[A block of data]
═══
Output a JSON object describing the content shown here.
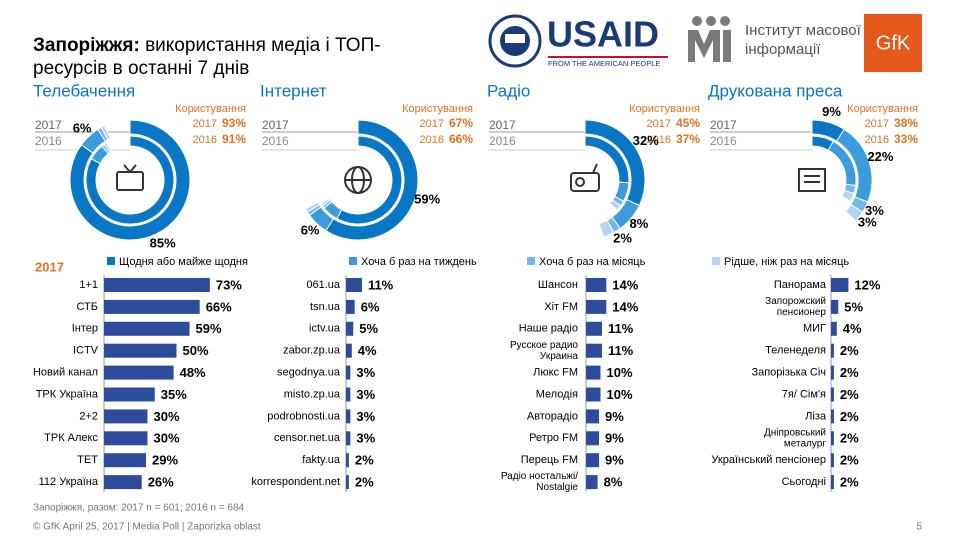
{
  "header": {
    "title_bold": "Запоріжжя:",
    "title_lines": [
      "використання медіа і ТОП-",
      "ресурсів в останні 7 днів"
    ]
  },
  "logos": {
    "usaid": "USAID",
    "usaid_tagline": "FROM THE AMERICAN PEOPLE",
    "imi": [
      "Інститут масової",
      "інформації"
    ],
    "gfk": "GfK"
  },
  "years": [
    "2017",
    "2016"
  ],
  "usage_label": "Користування",
  "legend": [
    {
      "name": "Щодня або майже щодня",
      "color": "#0a76c6"
    },
    {
      "name": "Хоча б раз на тиждень",
      "color": "#3c9bdc"
    },
    {
      "name": "Хоча б раз на місяць",
      "color": "#74b7e8"
    },
    {
      "name": "Рідше, ніж раз на місяць",
      "color": "#b4d6f2"
    }
  ],
  "list_year": "2017",
  "bar_color": "#2d4c9c",
  "panels": [
    {
      "title": "Телебачення",
      "usage": [
        93,
        91
      ],
      "usage_labels": [
        "93%",
        "91%"
      ],
      "rings": [
        {
          "values": [
            85,
            6,
            1,
            1
          ],
          "value_labels": [
            "85%",
            "6%",
            null,
            null
          ]
        },
        {
          "values": [
            83,
            6,
            1,
            1
          ]
        }
      ],
      "items": [
        {
          "label": [
            "1+1"
          ],
          "value": 73,
          "value_label": "73%"
        },
        {
          "label": [
            "СТБ"
          ],
          "value": 66,
          "value_label": "66%"
        },
        {
          "label": [
            "Інтер"
          ],
          "value": 59,
          "value_label": "59%"
        },
        {
          "label": [
            "ICTV"
          ],
          "value": 50,
          "value_label": "50%"
        },
        {
          "label": [
            "Новий канал"
          ],
          "value": 48,
          "value_label": "48%"
        },
        {
          "label": [
            "ТРК Україна"
          ],
          "value": 35,
          "value_label": "35%"
        },
        {
          "label": [
            "2+2"
          ],
          "value": 30,
          "value_label": "30%"
        },
        {
          "label": [
            "ТРК Алекс"
          ],
          "value": 30,
          "value_label": "30%"
        },
        {
          "label": [
            "ТЕТ"
          ],
          "value": 29,
          "value_label": "29%"
        },
        {
          "label": [
            "112 Україна"
          ],
          "value": 26,
          "value_label": "26%"
        }
      ]
    },
    {
      "title": "Інтернет",
      "usage": [
        67,
        66
      ],
      "usage_labels": [
        "67%",
        "66%"
      ],
      "rings": [
        {
          "values": [
            59,
            6,
            1,
            1
          ],
          "value_labels": [
            "59%",
            "6%",
            null,
            null
          ]
        },
        {
          "values": [
            58,
            6,
            1,
            1
          ]
        }
      ],
      "items": [
        {
          "label": [
            "061.ua"
          ],
          "value": 11,
          "value_label": "11%"
        },
        {
          "label": [
            "tsn.ua"
          ],
          "value": 6,
          "value_label": "6%"
        },
        {
          "label": [
            "ictv.ua"
          ],
          "value": 5,
          "value_label": "5%"
        },
        {
          "label": [
            "zabor.zp.ua"
          ],
          "value": 4,
          "value_label": "4%"
        },
        {
          "label": [
            "segodnya.ua"
          ],
          "value": 3,
          "value_label": "3%"
        },
        {
          "label": [
            "misto.zp.ua"
          ],
          "value": 3,
          "value_label": "3%"
        },
        {
          "label": [
            "podrobnosti.ua"
          ],
          "value": 3,
          "value_label": "3%"
        },
        {
          "label": [
            "censor.net.ua"
          ],
          "value": 3,
          "value_label": "3%"
        },
        {
          "label": [
            "fakty.ua"
          ],
          "value": 2,
          "value_label": "2%"
        },
        {
          "label": [
            "korrespondent.net"
          ],
          "value": 2,
          "value_label": "2%"
        }
      ]
    },
    {
      "title": "Радіо",
      "usage": [
        45,
        37
      ],
      "usage_labels": [
        "45%",
        "37%"
      ],
      "rings": [
        {
          "values": [
            32,
            8,
            2,
            3
          ],
          "value_labels": [
            "32%",
            "8%",
            "2%",
            null
          ]
        },
        {
          "values": [
            26,
            7,
            2,
            2
          ]
        }
      ],
      "items": [
        {
          "label": [
            "Шансон"
          ],
          "value": 14,
          "value_label": "14%"
        },
        {
          "label": [
            "Хіт FM"
          ],
          "value": 14,
          "value_label": "14%"
        },
        {
          "label": [
            "Наше радіо"
          ],
          "value": 11,
          "value_label": "11%"
        },
        {
          "label": [
            "Русское радио",
            "Украина"
          ],
          "value": 11,
          "value_label": "11%"
        },
        {
          "label": [
            "Люкс FM"
          ],
          "value": 10,
          "value_label": "10%"
        },
        {
          "label": [
            "Мелодія"
          ],
          "value": 10,
          "value_label": "10%"
        },
        {
          "label": [
            "Авторадіо"
          ],
          "value": 9,
          "value_label": "9%"
        },
        {
          "label": [
            "Ретро FM"
          ],
          "value": 9,
          "value_label": "9%"
        },
        {
          "label": [
            "Перець FM"
          ],
          "value": 9,
          "value_label": "9%"
        },
        {
          "label": [
            "Радіо ностальжі/",
            "Nostalgie"
          ],
          "value": 8,
          "value_label": "8%"
        }
      ]
    },
    {
      "title": "Друкована преса",
      "usage": [
        38,
        33
      ],
      "usage_labels": [
        "38%",
        "33%"
      ],
      "rings": [
        {
          "values": [
            9,
            22,
            3,
            3
          ],
          "value_labels": [
            "9%",
            "22%",
            "3%",
            "3%"
          ]
        },
        {
          "values": [
            8,
            19,
            3,
            3
          ]
        }
      ],
      "items": [
        {
          "label": [
            "Панорама"
          ],
          "value": 12,
          "value_label": "12%"
        },
        {
          "label": [
            "Запорожский",
            "пенсионер"
          ],
          "value": 5,
          "value_label": "5%"
        },
        {
          "label": [
            "МИГ"
          ],
          "value": 4,
          "value_label": "4%"
        },
        {
          "label": [
            "Теленеделя"
          ],
          "value": 2,
          "value_label": "2%"
        },
        {
          "label": [
            "Запорізька Січ"
          ],
          "value": 2,
          "value_label": "2%"
        },
        {
          "label": [
            "7я/ Сім'я"
          ],
          "value": 2,
          "value_label": "2%"
        },
        {
          "label": [
            "Ліза"
          ],
          "value": 2,
          "value_label": "2%"
        },
        {
          "label": [
            "Дніпровський",
            "металург"
          ],
          "value": 2,
          "value_label": "2%"
        },
        {
          "label": [
            "Український пенсіонер"
          ],
          "value": 2,
          "value_label": "2%"
        },
        {
          "label": [
            "Сьогодні"
          ],
          "value": 2,
          "value_label": "2%"
        }
      ]
    }
  ],
  "footnote": "Запоріжжя, разом: 2017 n = 601; 2016 n = 684",
  "footer": "© GfK April 25, 2017 | Media Poll | Zaporizka oblast",
  "page_number": "5"
}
═══
• **Problem description**
Count every line in the listing above that holds "місяць", then report only the count.

• **Solution to this task**
2